> **ENTRIES PROVIDED**

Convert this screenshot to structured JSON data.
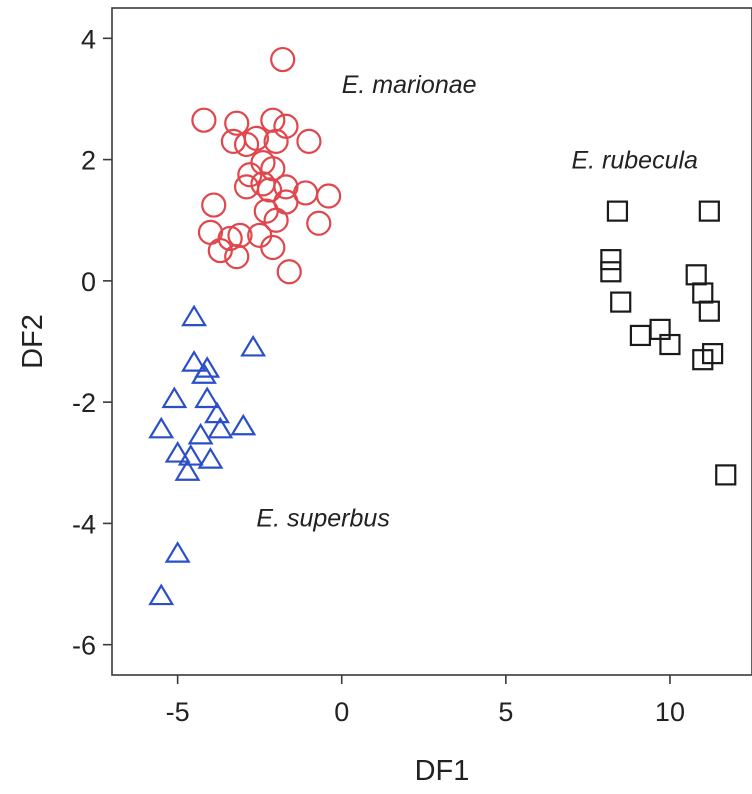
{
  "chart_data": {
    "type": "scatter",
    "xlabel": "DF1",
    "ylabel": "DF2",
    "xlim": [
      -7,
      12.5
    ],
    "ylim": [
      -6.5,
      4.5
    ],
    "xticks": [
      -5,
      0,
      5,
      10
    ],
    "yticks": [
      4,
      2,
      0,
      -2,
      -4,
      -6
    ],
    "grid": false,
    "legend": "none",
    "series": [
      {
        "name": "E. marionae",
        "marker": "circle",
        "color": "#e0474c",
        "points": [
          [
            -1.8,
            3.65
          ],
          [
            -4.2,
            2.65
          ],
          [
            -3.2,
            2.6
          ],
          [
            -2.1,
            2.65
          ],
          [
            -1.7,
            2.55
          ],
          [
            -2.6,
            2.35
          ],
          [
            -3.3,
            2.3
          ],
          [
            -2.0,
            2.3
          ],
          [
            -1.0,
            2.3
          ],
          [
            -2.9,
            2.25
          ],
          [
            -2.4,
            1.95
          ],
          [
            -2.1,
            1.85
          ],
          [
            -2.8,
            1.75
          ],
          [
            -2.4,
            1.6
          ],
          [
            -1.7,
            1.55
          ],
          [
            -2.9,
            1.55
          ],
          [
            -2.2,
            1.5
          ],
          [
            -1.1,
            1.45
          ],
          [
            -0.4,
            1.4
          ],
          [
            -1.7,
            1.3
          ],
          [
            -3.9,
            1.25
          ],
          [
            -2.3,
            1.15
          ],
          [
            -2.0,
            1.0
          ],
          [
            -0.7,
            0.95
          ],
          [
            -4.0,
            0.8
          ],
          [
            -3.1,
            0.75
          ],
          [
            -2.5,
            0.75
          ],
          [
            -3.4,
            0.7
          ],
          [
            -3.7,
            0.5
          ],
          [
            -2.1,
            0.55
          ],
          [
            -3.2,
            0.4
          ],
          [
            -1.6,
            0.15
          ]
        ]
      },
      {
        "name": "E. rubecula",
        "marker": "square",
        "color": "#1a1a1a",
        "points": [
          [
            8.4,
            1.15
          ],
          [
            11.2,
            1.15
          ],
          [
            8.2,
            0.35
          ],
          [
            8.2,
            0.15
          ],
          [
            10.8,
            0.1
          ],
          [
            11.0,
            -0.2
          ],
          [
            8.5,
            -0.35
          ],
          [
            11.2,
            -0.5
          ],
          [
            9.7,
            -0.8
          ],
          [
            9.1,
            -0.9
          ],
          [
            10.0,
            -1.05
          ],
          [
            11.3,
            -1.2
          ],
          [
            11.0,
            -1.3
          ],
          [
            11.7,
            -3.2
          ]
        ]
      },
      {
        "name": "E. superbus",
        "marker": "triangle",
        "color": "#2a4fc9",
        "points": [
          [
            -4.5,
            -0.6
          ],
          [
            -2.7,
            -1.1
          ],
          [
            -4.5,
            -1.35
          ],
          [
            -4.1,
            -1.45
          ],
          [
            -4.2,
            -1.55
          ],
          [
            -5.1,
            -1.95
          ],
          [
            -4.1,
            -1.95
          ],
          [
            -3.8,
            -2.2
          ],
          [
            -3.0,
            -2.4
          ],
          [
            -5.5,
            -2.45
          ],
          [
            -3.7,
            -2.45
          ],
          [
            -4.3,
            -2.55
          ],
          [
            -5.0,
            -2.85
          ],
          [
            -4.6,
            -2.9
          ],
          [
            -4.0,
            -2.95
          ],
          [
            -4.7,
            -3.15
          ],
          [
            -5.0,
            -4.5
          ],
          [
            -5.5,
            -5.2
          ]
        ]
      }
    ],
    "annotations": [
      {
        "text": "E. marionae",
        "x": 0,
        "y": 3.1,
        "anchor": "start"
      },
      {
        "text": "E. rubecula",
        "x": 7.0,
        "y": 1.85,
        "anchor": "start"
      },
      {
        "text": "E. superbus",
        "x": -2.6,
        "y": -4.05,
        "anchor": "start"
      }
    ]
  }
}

> **TASK OBJECTIVE**
Please set down each line of the data above exactly as written, without the pictures.

> **RESULT**
Convert this screenshot to structured JSON data.
{
  "chart_data": {
    "type": "scatter",
    "xlabel": "DF1",
    "ylabel": "DF2",
    "xlim": [
      -7,
      12.5
    ],
    "ylim": [
      -6.5,
      4.5
    ],
    "xticks": [
      -5,
      0,
      5,
      10
    ],
    "yticks": [
      4,
      2,
      0,
      -2,
      -4,
      -6
    ],
    "grid": false,
    "legend": "none",
    "series": [
      {
        "name": "E. marionae",
        "marker": "circle",
        "color": "#e0474c",
        "points": [
          [
            -1.8,
            3.65
          ],
          [
            -4.2,
            2.65
          ],
          [
            -3.2,
            2.6
          ],
          [
            -2.1,
            2.65
          ],
          [
            -1.7,
            2.55
          ],
          [
            -2.6,
            2.35
          ],
          [
            -3.3,
            2.3
          ],
          [
            -2.0,
            2.3
          ],
          [
            -1.0,
            2.3
          ],
          [
            -2.9,
            2.25
          ],
          [
            -2.4,
            1.95
          ],
          [
            -2.1,
            1.85
          ],
          [
            -2.8,
            1.75
          ],
          [
            -2.4,
            1.6
          ],
          [
            -1.7,
            1.55
          ],
          [
            -2.9,
            1.55
          ],
          [
            -2.2,
            1.5
          ],
          [
            -1.1,
            1.45
          ],
          [
            -0.4,
            1.4
          ],
          [
            -1.7,
            1.3
          ],
          [
            -3.9,
            1.25
          ],
          [
            -2.3,
            1.15
          ],
          [
            -2.0,
            1.0
          ],
          [
            -0.7,
            0.95
          ],
          [
            -4.0,
            0.8
          ],
          [
            -3.1,
            0.75
          ],
          [
            -2.5,
            0.75
          ],
          [
            -3.4,
            0.7
          ],
          [
            -3.7,
            0.5
          ],
          [
            -2.1,
            0.55
          ],
          [
            -3.2,
            0.4
          ],
          [
            -1.6,
            0.15
          ]
        ]
      },
      {
        "name": "E. rubecula",
        "marker": "square",
        "color": "#1a1a1a",
        "points": [
          [
            8.4,
            1.15
          ],
          [
            11.2,
            1.15
          ],
          [
            8.2,
            0.35
          ],
          [
            8.2,
            0.15
          ],
          [
            10.8,
            0.1
          ],
          [
            11.0,
            -0.2
          ],
          [
            8.5,
            -0.35
          ],
          [
            11.2,
            -0.5
          ],
          [
            9.7,
            -0.8
          ],
          [
            9.1,
            -0.9
          ],
          [
            10.0,
            -1.05
          ],
          [
            11.3,
            -1.2
          ],
          [
            11.0,
            -1.3
          ],
          [
            11.7,
            -3.2
          ]
        ]
      },
      {
        "name": "E. superbus",
        "marker": "triangle",
        "color": "#2a4fc9",
        "points": [
          [
            -4.5,
            -0.6
          ],
          [
            -2.7,
            -1.1
          ],
          [
            -4.5,
            -1.35
          ],
          [
            -4.1,
            -1.45
          ],
          [
            -4.2,
            -1.55
          ],
          [
            -5.1,
            -1.95
          ],
          [
            -4.1,
            -1.95
          ],
          [
            -3.8,
            -2.2
          ],
          [
            -3.0,
            -2.4
          ],
          [
            -5.5,
            -2.45
          ],
          [
            -3.7,
            -2.45
          ],
          [
            -4.3,
            -2.55
          ],
          [
            -5.0,
            -2.85
          ],
          [
            -4.6,
            -2.9
          ],
          [
            -4.0,
            -2.95
          ],
          [
            -4.7,
            -3.15
          ],
          [
            -5.0,
            -4.5
          ],
          [
            -5.5,
            -5.2
          ]
        ]
      }
    ],
    "annotations": [
      {
        "text": "E. marionae",
        "x": 0,
        "y": 3.1,
        "anchor": "start"
      },
      {
        "text": "E. rubecula",
        "x": 7.0,
        "y": 1.85,
        "anchor": "start"
      },
      {
        "text": "E. superbus",
        "x": -2.6,
        "y": -4.05,
        "anchor": "start"
      }
    ]
  }
}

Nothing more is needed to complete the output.